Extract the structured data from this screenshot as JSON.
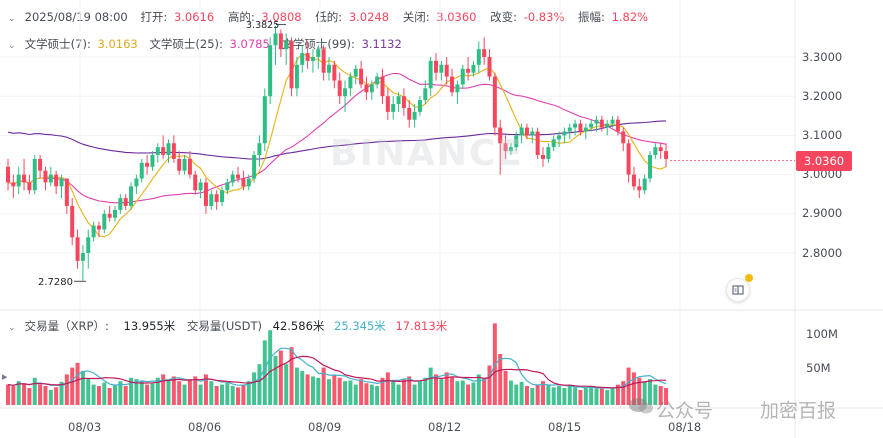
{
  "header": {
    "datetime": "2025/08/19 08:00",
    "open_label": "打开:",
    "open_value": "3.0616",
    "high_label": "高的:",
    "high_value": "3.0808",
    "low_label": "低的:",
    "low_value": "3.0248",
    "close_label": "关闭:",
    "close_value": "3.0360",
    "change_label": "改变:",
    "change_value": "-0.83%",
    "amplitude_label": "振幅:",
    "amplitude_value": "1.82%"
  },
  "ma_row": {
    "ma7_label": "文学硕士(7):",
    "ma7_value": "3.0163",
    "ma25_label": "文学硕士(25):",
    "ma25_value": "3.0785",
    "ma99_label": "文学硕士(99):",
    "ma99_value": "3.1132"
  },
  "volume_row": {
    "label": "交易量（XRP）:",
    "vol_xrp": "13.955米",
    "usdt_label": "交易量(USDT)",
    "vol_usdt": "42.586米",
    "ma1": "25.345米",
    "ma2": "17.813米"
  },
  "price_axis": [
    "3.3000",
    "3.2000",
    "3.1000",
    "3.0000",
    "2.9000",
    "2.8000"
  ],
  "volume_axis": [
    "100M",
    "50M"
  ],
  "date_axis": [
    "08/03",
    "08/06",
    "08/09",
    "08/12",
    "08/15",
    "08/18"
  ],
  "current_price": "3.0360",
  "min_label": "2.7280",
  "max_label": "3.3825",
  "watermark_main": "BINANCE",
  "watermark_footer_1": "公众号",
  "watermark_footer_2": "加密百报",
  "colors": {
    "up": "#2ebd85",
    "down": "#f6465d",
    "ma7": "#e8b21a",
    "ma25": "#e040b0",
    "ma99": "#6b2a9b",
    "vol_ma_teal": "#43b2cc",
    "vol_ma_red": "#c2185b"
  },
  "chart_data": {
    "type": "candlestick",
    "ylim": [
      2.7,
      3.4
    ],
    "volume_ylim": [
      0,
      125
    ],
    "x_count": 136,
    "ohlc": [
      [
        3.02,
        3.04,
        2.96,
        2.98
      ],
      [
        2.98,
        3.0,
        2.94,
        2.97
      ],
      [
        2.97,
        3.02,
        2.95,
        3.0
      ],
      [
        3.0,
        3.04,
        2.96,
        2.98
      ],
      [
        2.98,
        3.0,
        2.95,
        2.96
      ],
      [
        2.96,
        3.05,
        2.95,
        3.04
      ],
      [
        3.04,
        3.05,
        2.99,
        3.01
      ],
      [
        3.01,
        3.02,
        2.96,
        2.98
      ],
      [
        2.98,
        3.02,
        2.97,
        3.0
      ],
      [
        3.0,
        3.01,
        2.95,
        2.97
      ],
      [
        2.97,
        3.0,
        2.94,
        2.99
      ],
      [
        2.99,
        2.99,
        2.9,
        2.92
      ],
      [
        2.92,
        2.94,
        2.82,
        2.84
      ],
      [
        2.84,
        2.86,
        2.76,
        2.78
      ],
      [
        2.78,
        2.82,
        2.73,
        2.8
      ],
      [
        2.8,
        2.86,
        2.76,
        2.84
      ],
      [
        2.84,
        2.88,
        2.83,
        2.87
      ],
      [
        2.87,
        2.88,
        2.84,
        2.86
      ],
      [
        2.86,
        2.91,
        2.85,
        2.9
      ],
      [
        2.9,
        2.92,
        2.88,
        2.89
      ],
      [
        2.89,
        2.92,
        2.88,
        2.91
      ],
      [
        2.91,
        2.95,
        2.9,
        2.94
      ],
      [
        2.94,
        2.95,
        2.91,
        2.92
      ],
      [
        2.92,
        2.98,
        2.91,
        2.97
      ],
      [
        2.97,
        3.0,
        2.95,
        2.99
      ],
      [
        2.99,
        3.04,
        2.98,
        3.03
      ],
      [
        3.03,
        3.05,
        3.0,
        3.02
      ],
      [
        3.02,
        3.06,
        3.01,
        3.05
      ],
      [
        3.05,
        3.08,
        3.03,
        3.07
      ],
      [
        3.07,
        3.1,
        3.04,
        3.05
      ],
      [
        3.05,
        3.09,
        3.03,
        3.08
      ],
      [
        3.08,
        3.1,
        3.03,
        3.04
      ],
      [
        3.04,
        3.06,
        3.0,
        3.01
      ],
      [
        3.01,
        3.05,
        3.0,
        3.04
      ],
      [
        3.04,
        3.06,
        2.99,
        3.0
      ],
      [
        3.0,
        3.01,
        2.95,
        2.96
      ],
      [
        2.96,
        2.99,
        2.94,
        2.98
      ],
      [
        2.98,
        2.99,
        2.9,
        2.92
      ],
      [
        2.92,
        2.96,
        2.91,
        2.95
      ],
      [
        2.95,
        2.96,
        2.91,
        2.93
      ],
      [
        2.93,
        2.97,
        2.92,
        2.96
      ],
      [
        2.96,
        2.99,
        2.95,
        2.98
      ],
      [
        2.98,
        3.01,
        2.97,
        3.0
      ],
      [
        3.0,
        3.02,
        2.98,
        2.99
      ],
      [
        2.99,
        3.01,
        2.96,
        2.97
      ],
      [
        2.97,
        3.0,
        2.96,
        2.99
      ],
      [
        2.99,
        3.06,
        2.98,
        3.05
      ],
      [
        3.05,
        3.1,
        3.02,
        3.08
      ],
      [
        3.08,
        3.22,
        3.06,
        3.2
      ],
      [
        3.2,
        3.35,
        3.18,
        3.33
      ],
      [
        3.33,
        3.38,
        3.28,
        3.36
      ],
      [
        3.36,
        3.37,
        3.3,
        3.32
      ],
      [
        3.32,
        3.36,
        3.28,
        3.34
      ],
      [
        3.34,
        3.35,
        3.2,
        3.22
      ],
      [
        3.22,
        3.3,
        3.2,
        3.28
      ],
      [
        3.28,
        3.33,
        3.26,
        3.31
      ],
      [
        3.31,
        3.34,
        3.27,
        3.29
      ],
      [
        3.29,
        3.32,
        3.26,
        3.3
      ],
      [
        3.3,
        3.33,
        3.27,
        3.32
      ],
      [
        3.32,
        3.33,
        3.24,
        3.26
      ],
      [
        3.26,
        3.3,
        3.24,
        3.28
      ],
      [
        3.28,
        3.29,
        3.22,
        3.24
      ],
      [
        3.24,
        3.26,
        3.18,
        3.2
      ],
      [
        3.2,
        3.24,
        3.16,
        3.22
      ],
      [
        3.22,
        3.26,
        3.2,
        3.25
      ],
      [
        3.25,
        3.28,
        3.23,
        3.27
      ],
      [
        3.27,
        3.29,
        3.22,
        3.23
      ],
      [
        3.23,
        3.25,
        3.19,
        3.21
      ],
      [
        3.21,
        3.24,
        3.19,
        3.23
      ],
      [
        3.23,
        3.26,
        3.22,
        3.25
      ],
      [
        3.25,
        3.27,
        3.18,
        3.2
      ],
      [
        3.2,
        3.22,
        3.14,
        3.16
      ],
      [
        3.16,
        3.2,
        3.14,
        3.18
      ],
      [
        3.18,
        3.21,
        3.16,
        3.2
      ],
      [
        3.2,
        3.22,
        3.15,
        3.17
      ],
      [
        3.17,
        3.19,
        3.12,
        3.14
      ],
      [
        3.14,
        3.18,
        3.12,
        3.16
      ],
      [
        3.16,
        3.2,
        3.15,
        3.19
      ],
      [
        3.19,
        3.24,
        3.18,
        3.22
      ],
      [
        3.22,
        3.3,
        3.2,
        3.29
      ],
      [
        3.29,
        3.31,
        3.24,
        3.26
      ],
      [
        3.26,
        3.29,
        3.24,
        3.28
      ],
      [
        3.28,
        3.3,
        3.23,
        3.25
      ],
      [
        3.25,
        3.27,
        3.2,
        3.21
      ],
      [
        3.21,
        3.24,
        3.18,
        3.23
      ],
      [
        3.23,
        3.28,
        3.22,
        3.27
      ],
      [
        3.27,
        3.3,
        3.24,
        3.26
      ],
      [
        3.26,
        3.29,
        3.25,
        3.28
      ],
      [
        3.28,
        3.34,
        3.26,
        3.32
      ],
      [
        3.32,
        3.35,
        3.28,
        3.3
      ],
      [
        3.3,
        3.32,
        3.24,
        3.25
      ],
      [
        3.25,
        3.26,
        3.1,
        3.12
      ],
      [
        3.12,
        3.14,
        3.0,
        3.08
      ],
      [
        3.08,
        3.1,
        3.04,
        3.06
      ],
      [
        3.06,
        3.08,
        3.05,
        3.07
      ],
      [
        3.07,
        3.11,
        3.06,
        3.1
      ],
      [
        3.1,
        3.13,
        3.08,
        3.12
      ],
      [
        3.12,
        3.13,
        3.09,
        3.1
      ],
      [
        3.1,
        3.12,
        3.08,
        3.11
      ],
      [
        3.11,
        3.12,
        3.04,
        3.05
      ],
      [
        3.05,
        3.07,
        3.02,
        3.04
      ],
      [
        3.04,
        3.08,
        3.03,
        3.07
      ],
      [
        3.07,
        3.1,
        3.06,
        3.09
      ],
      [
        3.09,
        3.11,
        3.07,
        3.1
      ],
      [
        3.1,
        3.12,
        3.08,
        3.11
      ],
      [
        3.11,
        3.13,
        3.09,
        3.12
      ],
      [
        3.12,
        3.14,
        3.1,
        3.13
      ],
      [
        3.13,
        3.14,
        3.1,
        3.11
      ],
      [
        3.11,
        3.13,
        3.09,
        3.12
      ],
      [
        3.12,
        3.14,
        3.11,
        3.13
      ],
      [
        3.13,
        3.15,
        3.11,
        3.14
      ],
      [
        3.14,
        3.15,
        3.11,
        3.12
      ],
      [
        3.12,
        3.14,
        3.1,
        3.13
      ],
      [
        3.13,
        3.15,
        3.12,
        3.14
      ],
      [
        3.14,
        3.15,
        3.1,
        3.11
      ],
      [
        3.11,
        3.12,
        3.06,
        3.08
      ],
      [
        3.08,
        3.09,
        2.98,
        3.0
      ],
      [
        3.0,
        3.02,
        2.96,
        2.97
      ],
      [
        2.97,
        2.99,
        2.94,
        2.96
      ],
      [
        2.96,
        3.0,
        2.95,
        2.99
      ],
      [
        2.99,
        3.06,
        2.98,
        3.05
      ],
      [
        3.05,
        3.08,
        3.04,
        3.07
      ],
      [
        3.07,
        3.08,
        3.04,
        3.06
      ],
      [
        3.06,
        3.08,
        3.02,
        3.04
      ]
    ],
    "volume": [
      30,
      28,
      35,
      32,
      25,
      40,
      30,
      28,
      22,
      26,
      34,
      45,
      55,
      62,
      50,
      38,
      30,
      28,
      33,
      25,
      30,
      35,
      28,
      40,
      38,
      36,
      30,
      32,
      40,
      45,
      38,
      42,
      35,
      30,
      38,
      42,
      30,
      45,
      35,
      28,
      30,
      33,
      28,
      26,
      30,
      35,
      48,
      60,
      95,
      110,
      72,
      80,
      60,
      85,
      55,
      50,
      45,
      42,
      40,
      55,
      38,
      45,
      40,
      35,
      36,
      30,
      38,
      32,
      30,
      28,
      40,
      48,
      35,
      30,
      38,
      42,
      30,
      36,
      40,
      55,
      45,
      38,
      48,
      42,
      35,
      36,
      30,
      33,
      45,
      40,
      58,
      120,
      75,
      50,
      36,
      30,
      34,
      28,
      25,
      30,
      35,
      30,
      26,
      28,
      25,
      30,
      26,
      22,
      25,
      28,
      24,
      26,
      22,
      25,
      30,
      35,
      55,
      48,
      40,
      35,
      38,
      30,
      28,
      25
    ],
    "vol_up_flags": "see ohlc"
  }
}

EXERCISE INSTRUCTIONS —
Extract lines where the string "文学硕士" occurs.

ANSWER TO THE EXERCISE —
    "ma7_label": "文学硕士(7):",
    "ma25_label": "文学硕士(25):",
    "ma99_label": "文学硕士(99):",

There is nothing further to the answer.